_What the task asks_
Count how many lines mention the word "textarea". Write that number alone.
* * * * *
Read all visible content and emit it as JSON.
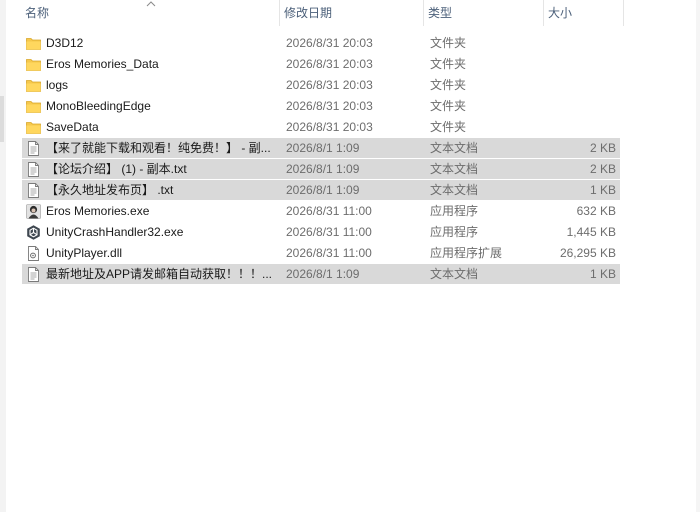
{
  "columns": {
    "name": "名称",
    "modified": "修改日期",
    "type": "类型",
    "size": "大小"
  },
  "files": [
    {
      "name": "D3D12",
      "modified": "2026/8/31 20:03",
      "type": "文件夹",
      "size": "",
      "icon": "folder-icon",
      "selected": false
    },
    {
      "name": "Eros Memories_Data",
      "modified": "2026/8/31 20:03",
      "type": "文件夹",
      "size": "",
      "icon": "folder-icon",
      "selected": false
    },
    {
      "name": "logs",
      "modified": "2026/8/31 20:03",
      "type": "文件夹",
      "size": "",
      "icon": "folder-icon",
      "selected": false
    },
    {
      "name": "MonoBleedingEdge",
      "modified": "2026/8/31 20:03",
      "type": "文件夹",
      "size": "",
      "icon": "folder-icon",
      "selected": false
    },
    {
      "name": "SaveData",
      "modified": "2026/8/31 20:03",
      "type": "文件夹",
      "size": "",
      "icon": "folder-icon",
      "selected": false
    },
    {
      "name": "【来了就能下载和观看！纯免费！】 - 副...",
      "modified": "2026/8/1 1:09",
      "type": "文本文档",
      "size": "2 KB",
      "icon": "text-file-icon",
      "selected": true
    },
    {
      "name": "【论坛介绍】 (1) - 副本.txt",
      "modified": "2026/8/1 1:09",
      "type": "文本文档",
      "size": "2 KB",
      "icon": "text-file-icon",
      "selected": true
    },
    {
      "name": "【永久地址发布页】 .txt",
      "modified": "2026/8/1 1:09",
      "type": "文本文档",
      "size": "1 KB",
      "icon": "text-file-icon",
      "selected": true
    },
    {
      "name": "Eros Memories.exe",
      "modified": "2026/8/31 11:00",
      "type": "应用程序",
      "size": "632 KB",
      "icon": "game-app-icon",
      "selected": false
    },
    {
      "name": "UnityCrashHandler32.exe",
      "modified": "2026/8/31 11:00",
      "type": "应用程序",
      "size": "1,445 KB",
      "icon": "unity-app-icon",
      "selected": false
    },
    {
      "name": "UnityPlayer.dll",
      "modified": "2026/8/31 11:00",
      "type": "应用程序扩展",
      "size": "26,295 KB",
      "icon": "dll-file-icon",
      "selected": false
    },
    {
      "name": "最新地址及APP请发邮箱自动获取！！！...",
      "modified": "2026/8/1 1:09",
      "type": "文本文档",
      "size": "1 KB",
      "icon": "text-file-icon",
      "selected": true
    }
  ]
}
* * * * *
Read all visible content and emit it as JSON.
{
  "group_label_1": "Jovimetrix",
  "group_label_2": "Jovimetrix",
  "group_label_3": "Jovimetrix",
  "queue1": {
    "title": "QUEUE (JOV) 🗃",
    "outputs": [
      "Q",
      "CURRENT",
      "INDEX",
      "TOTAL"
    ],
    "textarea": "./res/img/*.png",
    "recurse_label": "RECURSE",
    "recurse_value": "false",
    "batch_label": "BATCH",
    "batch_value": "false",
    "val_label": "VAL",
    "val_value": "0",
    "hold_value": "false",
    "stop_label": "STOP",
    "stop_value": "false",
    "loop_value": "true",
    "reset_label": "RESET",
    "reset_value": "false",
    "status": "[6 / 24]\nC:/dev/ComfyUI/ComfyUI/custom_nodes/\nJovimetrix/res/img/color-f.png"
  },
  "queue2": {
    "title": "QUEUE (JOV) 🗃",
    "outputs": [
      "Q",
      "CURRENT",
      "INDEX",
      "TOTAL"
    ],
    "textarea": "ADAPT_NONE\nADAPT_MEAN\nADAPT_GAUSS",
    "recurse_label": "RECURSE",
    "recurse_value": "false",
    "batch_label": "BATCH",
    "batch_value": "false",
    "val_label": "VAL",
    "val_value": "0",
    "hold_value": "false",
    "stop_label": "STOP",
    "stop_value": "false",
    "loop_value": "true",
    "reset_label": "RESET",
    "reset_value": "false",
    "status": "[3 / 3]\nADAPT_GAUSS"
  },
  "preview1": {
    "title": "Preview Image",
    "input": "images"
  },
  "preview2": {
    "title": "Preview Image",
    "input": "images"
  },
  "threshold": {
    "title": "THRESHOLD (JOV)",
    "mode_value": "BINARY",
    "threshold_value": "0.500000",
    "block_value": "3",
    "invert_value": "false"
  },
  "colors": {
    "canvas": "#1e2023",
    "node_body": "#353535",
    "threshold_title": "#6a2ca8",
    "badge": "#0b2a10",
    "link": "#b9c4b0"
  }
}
* * * * *
_Output_
2